(Records from a data source)
######

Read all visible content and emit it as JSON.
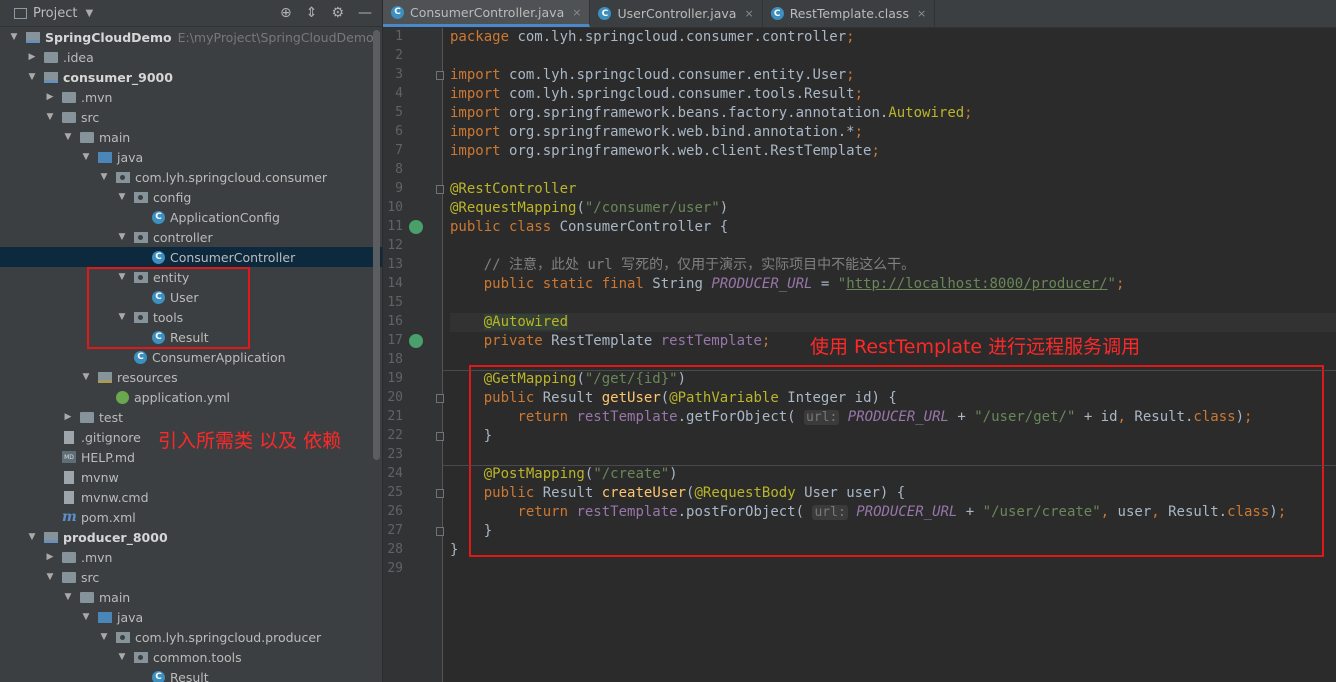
{
  "project_panel": {
    "title": "Project",
    "tree": [
      {
        "label": "SpringCloudDemo",
        "path": "E:\\myProject\\SpringCloudDemo",
        "level": 0,
        "expanded": true,
        "icon": "folder-module",
        "bold": true
      },
      {
        "label": ".idea",
        "level": 1,
        "expanded": false,
        "icon": "folder"
      },
      {
        "label": "consumer_9000",
        "level": 1,
        "expanded": true,
        "icon": "folder-module",
        "bold": true
      },
      {
        "label": ".mvn",
        "level": 2,
        "expanded": false,
        "icon": "folder"
      },
      {
        "label": "src",
        "level": 2,
        "expanded": true,
        "icon": "folder"
      },
      {
        "label": "main",
        "level": 3,
        "expanded": true,
        "icon": "folder"
      },
      {
        "label": "java",
        "level": 4,
        "expanded": true,
        "icon": "folder-src"
      },
      {
        "label": "com.lyh.springcloud.consumer",
        "level": 5,
        "expanded": true,
        "icon": "package"
      },
      {
        "label": "config",
        "level": 6,
        "expanded": true,
        "icon": "package"
      },
      {
        "label": "ApplicationConfig",
        "level": 7,
        "icon": "class"
      },
      {
        "label": "controller",
        "level": 6,
        "expanded": true,
        "icon": "package"
      },
      {
        "label": "ConsumerController",
        "level": 7,
        "icon": "class",
        "selected": true
      },
      {
        "label": "entity",
        "level": 6,
        "expanded": true,
        "icon": "package"
      },
      {
        "label": "User",
        "level": 7,
        "icon": "class"
      },
      {
        "label": "tools",
        "level": 6,
        "expanded": true,
        "icon": "package"
      },
      {
        "label": "Result",
        "level": 7,
        "icon": "class"
      },
      {
        "label": "ConsumerApplication",
        "level": 6,
        "icon": "class"
      },
      {
        "label": "resources",
        "level": 4,
        "expanded": true,
        "icon": "res"
      },
      {
        "label": "application.yml",
        "level": 5,
        "icon": "yml"
      },
      {
        "label": "test",
        "level": 3,
        "expanded": false,
        "icon": "folder"
      },
      {
        "label": ".gitignore",
        "level": 2,
        "icon": "file"
      },
      {
        "label": "HELP.md",
        "level": 2,
        "icon": "md"
      },
      {
        "label": "mvnw",
        "level": 2,
        "icon": "file"
      },
      {
        "label": "mvnw.cmd",
        "level": 2,
        "icon": "file"
      },
      {
        "label": "pom.xml",
        "level": 2,
        "icon": "maven"
      },
      {
        "label": "producer_8000",
        "level": 1,
        "expanded": true,
        "icon": "folder-module",
        "bold": true
      },
      {
        "label": ".mvn",
        "level": 2,
        "expanded": false,
        "icon": "folder"
      },
      {
        "label": "src",
        "level": 2,
        "expanded": true,
        "icon": "folder"
      },
      {
        "label": "main",
        "level": 3,
        "expanded": true,
        "icon": "folder"
      },
      {
        "label": "java",
        "level": 4,
        "expanded": true,
        "icon": "folder-src"
      },
      {
        "label": "com.lyh.springcloud.producer",
        "level": 5,
        "expanded": true,
        "icon": "package"
      },
      {
        "label": "common.tools",
        "level": 6,
        "expanded": true,
        "icon": "package"
      },
      {
        "label": "Result",
        "level": 7,
        "icon": "class"
      }
    ]
  },
  "annotations": {
    "left_note": "引入所需类 以及 依赖",
    "right_note": "使用 RestTemplate 进行远程服务调用",
    "color": "#ff2828"
  },
  "tabs": [
    {
      "label": "ConsumerController.java",
      "active": true
    },
    {
      "label": "UserController.java",
      "active": false
    },
    {
      "label": "RestTemplate.class",
      "active": false
    }
  ],
  "code": {
    "current_line": 16,
    "lines": [
      [
        [
          "kw",
          "package "
        ],
        [
          "",
          "com.lyh.springcloud.consumer.controller"
        ],
        [
          "kw",
          ";"
        ]
      ],
      [],
      [
        [
          "kw",
          "import "
        ],
        [
          "",
          "com.lyh.springcloud.consumer.entity.User"
        ],
        [
          "kw",
          ";"
        ]
      ],
      [
        [
          "kw",
          "import "
        ],
        [
          "",
          "com.lyh.springcloud.consumer.tools.Result"
        ],
        [
          "kw",
          ";"
        ]
      ],
      [
        [
          "kw",
          "import "
        ],
        [
          "",
          "org.springframework.beans.factory.annotation."
        ],
        [
          "ann",
          "Autowired"
        ],
        [
          "kw",
          ";"
        ]
      ],
      [
        [
          "kw",
          "import "
        ],
        [
          "",
          "org.springframework.web.bind.annotation.*"
        ],
        [
          "kw",
          ";"
        ]
      ],
      [
        [
          "kw",
          "import "
        ],
        [
          "",
          "org.springframework.web.client.RestTemplate"
        ],
        [
          "kw",
          ";"
        ]
      ],
      [],
      [
        [
          "ann",
          "@RestController"
        ]
      ],
      [
        [
          "ann",
          "@RequestMapping"
        ],
        [
          "",
          "("
        ],
        [
          "str",
          "\"/consumer/user\""
        ],
        [
          "",
          ")"
        ]
      ],
      [
        [
          "kw",
          "public class "
        ],
        [
          "",
          "ConsumerController {"
        ]
      ],
      [],
      [
        [
          "",
          "    "
        ],
        [
          "cmt",
          "// 注意，此处 url 写死的，仅用于演示，实际项目中不能这么干。"
        ]
      ],
      [
        [
          "",
          "    "
        ],
        [
          "kw",
          "public static final "
        ],
        [
          "",
          "String "
        ],
        [
          "const",
          "PRODUCER_URL"
        ],
        [
          "",
          " = "
        ],
        [
          "str",
          "\""
        ],
        [
          "url",
          "http://localhost:8000/producer/"
        ],
        [
          "str",
          "\""
        ],
        [
          "kw",
          ";"
        ]
      ],
      [],
      [
        [
          "",
          "    "
        ],
        [
          "autow",
          "@Autowired"
        ]
      ],
      [
        [
          "",
          "    "
        ],
        [
          "kw",
          "private "
        ],
        [
          "",
          "RestTemplate "
        ],
        [
          "field",
          "restTemplate"
        ],
        [
          "kw",
          ";"
        ]
      ],
      [],
      [
        [
          "",
          "    "
        ],
        [
          "ann",
          "@GetMapping"
        ],
        [
          "",
          "("
        ],
        [
          "str",
          "\"/get/{id}\""
        ],
        [
          "",
          ")"
        ]
      ],
      [
        [
          "",
          "    "
        ],
        [
          "kw",
          "public "
        ],
        [
          "",
          "Result "
        ],
        [
          "fn",
          "getUser"
        ],
        [
          "",
          "("
        ],
        [
          "ann",
          "@PathVariable "
        ],
        [
          "",
          "Integer id) {"
        ]
      ],
      [
        [
          "",
          "        "
        ],
        [
          "kw",
          "return "
        ],
        [
          "field",
          "restTemplate"
        ],
        [
          "",
          ".getForObject( "
        ],
        [
          "hint",
          "url:"
        ],
        [
          "const",
          " PRODUCER_URL"
        ],
        [
          "",
          " + "
        ],
        [
          "str",
          "\"/user/get/\""
        ],
        [
          "",
          " + id"
        ],
        [
          "kw",
          ", "
        ],
        [
          "",
          "Result."
        ],
        [
          "kw",
          "class"
        ],
        [
          "",
          ")"
        ],
        [
          "kw",
          ";"
        ]
      ],
      [
        [
          "",
          "    }"
        ]
      ],
      [],
      [
        [
          "",
          "    "
        ],
        [
          "ann",
          "@PostMapping"
        ],
        [
          "",
          "("
        ],
        [
          "str",
          "\"/create\""
        ],
        [
          "",
          ")"
        ]
      ],
      [
        [
          "",
          "    "
        ],
        [
          "kw",
          "public "
        ],
        [
          "",
          "Result "
        ],
        [
          "fn",
          "createUser"
        ],
        [
          "",
          "("
        ],
        [
          "ann",
          "@RequestBody "
        ],
        [
          "",
          "User user) {"
        ]
      ],
      [
        [
          "",
          "        "
        ],
        [
          "kw",
          "return "
        ],
        [
          "field",
          "restTemplate"
        ],
        [
          "",
          ".postForObject( "
        ],
        [
          "hint",
          "url:"
        ],
        [
          "const",
          " PRODUCER_URL"
        ],
        [
          "",
          " + "
        ],
        [
          "str",
          "\"/user/create\""
        ],
        [
          "kw",
          ", "
        ],
        [
          "",
          "user"
        ],
        [
          "kw",
          ", "
        ],
        [
          "",
          "Result."
        ],
        [
          "kw",
          "class"
        ],
        [
          "",
          ")"
        ],
        [
          "kw",
          ";"
        ]
      ],
      [
        [
          "",
          "    }"
        ]
      ],
      [
        [
          "",
          "}"
        ]
      ],
      []
    ]
  }
}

######

Goal of the exercise
Of the lines above, copy each that contains "SpringCloudDemo".

Full answer
        "label": "SpringCloudDemo",
        "path": "E:\\myProject\\SpringCloudDemo",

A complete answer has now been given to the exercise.